BEGIN Materials provided
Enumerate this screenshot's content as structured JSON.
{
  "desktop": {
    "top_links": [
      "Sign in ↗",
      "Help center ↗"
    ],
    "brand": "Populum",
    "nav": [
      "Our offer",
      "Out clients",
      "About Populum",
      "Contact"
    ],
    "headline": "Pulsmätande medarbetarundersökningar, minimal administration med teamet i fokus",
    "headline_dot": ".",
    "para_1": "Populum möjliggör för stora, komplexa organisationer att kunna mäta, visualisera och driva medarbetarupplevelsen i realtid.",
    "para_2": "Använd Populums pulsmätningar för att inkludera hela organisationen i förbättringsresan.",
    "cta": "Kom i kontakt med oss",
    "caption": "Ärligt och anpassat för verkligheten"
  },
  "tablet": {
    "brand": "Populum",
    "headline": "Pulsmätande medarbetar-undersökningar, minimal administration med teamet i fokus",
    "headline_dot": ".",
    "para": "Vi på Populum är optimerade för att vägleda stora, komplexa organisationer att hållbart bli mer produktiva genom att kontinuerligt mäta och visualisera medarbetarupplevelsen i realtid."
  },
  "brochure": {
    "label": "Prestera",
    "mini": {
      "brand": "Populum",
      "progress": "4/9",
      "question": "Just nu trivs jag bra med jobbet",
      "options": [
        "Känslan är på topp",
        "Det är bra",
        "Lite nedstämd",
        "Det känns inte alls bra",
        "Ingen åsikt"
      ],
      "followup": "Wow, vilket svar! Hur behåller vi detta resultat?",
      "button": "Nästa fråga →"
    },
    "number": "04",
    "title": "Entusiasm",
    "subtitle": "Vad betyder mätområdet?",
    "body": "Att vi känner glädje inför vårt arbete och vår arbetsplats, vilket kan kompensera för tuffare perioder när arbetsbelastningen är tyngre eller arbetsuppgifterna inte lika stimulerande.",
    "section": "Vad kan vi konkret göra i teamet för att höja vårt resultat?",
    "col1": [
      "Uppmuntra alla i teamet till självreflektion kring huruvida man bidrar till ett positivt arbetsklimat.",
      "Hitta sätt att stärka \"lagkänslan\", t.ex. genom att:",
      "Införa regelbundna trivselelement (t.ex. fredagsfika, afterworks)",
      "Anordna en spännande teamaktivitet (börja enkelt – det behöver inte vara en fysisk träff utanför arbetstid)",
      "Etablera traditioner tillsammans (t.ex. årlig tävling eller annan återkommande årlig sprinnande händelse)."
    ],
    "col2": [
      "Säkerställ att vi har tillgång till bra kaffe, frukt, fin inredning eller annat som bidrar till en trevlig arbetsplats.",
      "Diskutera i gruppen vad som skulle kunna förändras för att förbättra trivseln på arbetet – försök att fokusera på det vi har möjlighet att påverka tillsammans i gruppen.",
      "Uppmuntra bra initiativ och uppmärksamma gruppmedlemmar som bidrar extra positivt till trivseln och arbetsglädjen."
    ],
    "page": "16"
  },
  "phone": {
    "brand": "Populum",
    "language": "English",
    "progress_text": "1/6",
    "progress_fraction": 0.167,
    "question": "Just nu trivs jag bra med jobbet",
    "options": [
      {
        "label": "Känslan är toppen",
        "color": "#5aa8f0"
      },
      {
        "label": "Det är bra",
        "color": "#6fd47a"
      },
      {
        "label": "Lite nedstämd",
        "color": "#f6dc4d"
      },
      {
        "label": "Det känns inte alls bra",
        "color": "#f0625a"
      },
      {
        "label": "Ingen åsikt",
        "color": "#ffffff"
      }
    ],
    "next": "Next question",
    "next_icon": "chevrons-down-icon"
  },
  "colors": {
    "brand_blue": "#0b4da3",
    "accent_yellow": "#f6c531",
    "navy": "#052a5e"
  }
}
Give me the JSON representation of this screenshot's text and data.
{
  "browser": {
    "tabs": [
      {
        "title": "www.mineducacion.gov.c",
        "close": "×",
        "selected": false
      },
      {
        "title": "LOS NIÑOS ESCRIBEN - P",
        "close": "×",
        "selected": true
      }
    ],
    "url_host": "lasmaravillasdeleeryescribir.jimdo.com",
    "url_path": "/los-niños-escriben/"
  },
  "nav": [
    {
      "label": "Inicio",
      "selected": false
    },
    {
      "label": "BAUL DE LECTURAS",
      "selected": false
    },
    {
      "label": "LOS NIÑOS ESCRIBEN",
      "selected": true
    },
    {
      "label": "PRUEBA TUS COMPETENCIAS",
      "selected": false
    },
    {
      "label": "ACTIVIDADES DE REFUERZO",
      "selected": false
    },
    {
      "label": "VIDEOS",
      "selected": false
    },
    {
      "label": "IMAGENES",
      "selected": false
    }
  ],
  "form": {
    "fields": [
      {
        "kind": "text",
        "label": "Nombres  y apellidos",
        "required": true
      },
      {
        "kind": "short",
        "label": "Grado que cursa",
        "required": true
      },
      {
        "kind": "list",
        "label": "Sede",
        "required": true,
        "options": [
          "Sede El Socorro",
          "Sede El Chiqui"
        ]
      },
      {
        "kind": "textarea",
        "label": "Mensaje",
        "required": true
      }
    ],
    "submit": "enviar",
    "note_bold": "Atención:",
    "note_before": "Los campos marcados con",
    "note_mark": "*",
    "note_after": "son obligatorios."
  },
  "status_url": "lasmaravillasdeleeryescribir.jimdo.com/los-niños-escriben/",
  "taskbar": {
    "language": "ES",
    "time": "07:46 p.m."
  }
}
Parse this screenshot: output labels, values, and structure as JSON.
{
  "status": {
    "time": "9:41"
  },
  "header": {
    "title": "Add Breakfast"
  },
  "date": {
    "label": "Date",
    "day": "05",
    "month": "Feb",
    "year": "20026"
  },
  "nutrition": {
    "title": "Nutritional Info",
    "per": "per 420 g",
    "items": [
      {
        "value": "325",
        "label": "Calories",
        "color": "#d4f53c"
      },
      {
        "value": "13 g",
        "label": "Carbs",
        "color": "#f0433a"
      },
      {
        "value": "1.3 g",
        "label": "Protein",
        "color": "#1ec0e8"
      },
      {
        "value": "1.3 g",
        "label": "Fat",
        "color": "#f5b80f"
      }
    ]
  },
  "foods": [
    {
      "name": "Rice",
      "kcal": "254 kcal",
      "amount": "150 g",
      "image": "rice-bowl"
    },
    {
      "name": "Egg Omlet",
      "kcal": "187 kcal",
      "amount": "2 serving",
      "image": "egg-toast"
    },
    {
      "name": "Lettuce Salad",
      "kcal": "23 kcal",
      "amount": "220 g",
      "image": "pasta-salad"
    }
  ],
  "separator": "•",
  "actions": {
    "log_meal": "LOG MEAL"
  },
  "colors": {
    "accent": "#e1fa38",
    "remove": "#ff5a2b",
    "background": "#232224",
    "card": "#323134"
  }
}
END Materials provided
▶ **Work to complete**
All of the entries are to be transcribed exactly.

▶ **The completed task**
Enumerate this screenshot's content as structured JSON.
{
  "desktop": {
    "top_links": [
      "Sign in ↗",
      "Help center ↗"
    ],
    "brand": "Populum",
    "nav": [
      "Our offer",
      "Out clients",
      "About Populum",
      "Contact"
    ],
    "headline": "Pulsmätande medarbetarundersökningar, minimal administration med teamet i fokus",
    "headline_dot": ".",
    "para_1": "Populum möjliggör för stora, komplexa organisationer att kunna mäta, visualisera och driva medarbetarupplevelsen i realtid.",
    "para_2": "Använd Populums pulsmätningar för att inkludera hela organisationen i förbättringsresan.",
    "cta": "Kom i kontakt med oss",
    "caption": "Ärligt och anpassat för verkligheten"
  },
  "tablet": {
    "brand": "Populum",
    "headline": "Pulsmätande medarbetar-undersökningar, minimal administration med teamet i fokus",
    "headline_dot": ".",
    "para": "Vi på Populum är optimerade för att vägleda stora, komplexa organisationer att hållbart bli mer produktiva genom att kontinuerligt mäta och visualisera medarbetarupplevelsen i realtid."
  },
  "brochure": {
    "label": "Prestera",
    "mini": {
      "brand": "Populum",
      "progress": "4/9",
      "question": "Just nu trivs jag bra med jobbet",
      "options": [
        "Känslan är på topp",
        "Det är bra",
        "Lite nedstämd",
        "Det känns inte alls bra",
        "Ingen åsikt"
      ],
      "followup": "Wow, vilket svar! Hur behåller vi detta resultat?",
      "button": "Nästa fråga →"
    },
    "number": "04",
    "title": "Entusiasm",
    "subtitle": "Vad betyder mätområdet?",
    "body": "Att vi känner glädje inför vårt arbete och vår arbetsplats, vilket kan kompensera för tuffare perioder när arbetsbelastningen är tyngre eller arbetsuppgifterna inte lika stimulerande.",
    "section": "Vad kan vi konkret göra i teamet för att höja vårt resultat?",
    "col1": [
      "Uppmuntra alla i teamet till självreflektion kring huruvida man bidrar till ett positivt arbetsklimat.",
      "Hitta sätt att stärka \"lagkänslan\", t.ex. genom att:",
      "Införa regelbundna trivselelement (t.ex. fredagsfika, afterworks)",
      "Anordna en spännande teamaktivitet (börja enkelt – det behöver inte vara en fysisk träff utanför arbetstid)",
      "Etablera traditioner tillsammans (t.ex. årlig tävling eller annan återkommande årlig sprinnande händelse)."
    ],
    "col2": [
      "Säkerställ att vi har tillgång till bra kaffe, frukt, fin inredning eller annat som bidrar till en trevlig arbetsplats.",
      "Diskutera i gruppen vad som skulle kunna förändras för att förbättra trivseln på arbetet – försök att fokusera på det vi har möjlighet att påverka tillsammans i gruppen.",
      "Uppmuntra bra initiativ och uppmärksamma gruppmedlemmar som bidrar extra positivt till trivseln och arbetsglädjen."
    ],
    "page": "16"
  },
  "phone": {
    "brand": "Populum",
    "language": "English",
    "progress_text": "1/6",
    "progress_fraction": 0.167,
    "question": "Just nu trivs jag bra med jobbet",
    "options": [
      {
        "label": "Känslan är toppen",
        "color": "#5aa8f0"
      },
      {
        "label": "Det är bra",
        "color": "#6fd47a"
      },
      {
        "label": "Lite nedstämd",
        "color": "#f6dc4d"
      },
      {
        "label": "Det känns inte alls bra",
        "color": "#f0625a"
      },
      {
        "label": "Ingen åsikt",
        "color": "#ffffff"
      }
    ],
    "next": "Next question",
    "next_icon": "chevrons-down-icon"
  },
  "colors": {
    "brand_blue": "#0b4da3",
    "accent_yellow": "#f6c531",
    "navy": "#052a5e"
  }
}
Give me the JSON representation of this screenshot's text and data.
{
  "browser": {
    "tabs": [
      {
        "title": "www.mineducacion.gov.c",
        "close": "×",
        "selected": false
      },
      {
        "title": "LOS NIÑOS ESCRIBEN - P",
        "close": "×",
        "selected": true
      }
    ],
    "url_host": "lasmaravillasdeleeryescribir.jimdo.com",
    "url_path": "/los-niños-escriben/"
  },
  "nav": [
    {
      "label": "Inicio",
      "selected": false
    },
    {
      "label": "BAUL DE LECTURAS",
      "selected": false
    },
    {
      "label": "LOS NIÑOS ESCRIBEN",
      "selected": true
    },
    {
      "label": "PRUEBA TUS COMPETENCIAS",
      "selected": false
    },
    {
      "label": "ACTIVIDADES DE REFUERZO",
      "selected": false
    },
    {
      "label": "VIDEOS",
      "selected": false
    },
    {
      "label": "IMAGENES",
      "selected": false
    }
  ],
  "form": {
    "fields": [
      {
        "kind": "text",
        "label": "Nombres  y apellidos",
        "required": true
      },
      {
        "kind": "short",
        "label": "Grado que cursa",
        "required": true
      },
      {
        "kind": "list",
        "label": "Sede",
        "required": true,
        "options": [
          "Sede El Socorro",
          "Sede El Chiqui"
        ]
      },
      {
        "kind": "textarea",
        "label": "Mensaje",
        "required": true
      }
    ],
    "submit": "enviar",
    "note_bold": "Atención:",
    "note_before": "Los campos marcados con",
    "note_mark": "*",
    "note_after": "son obligatorios."
  },
  "status_url": "lasmaravillasdeleeryescribir.jimdo.com/los-niños-escriben/",
  "taskbar": {
    "language": "ES",
    "time": "07:46 p.m."
  }
}
Parse this screenshot: output labels, values, and structure as JSON.
{
  "status": {
    "time": "9:41"
  },
  "header": {
    "title": "Add Breakfast"
  },
  "date": {
    "label": "Date",
    "day": "05",
    "month": "Feb",
    "year": "20026"
  },
  "nutrition": {
    "title": "Nutritional Info",
    "per": "per 420 g",
    "items": [
      {
        "value": "325",
        "label": "Calories",
        "color": "#d4f53c"
      },
      {
        "value": "13 g",
        "label": "Carbs",
        "color": "#f0433a"
      },
      {
        "value": "1.3 g",
        "label": "Protein",
        "color": "#1ec0e8"
      },
      {
        "value": "1.3 g",
        "label": "Fat",
        "color": "#f5b80f"
      }
    ]
  },
  "foods": [
    {
      "name": "Rice",
      "kcal": "254 kcal",
      "amount": "150 g",
      "image": "rice-bowl"
    },
    {
      "name": "Egg Omlet",
      "kcal": "187 kcal",
      "amount": "2 serving",
      "image": "egg-toast"
    },
    {
      "name": "Lettuce Salad",
      "kcal": "23 kcal",
      "amount": "220 g",
      "image": "pasta-salad"
    }
  ],
  "separator": "•",
  "actions": {
    "log_meal": "LOG MEAL"
  },
  "colors": {
    "accent": "#e1fa38",
    "remove": "#ff5a2b",
    "background": "#232224",
    "card": "#323134"
  }
}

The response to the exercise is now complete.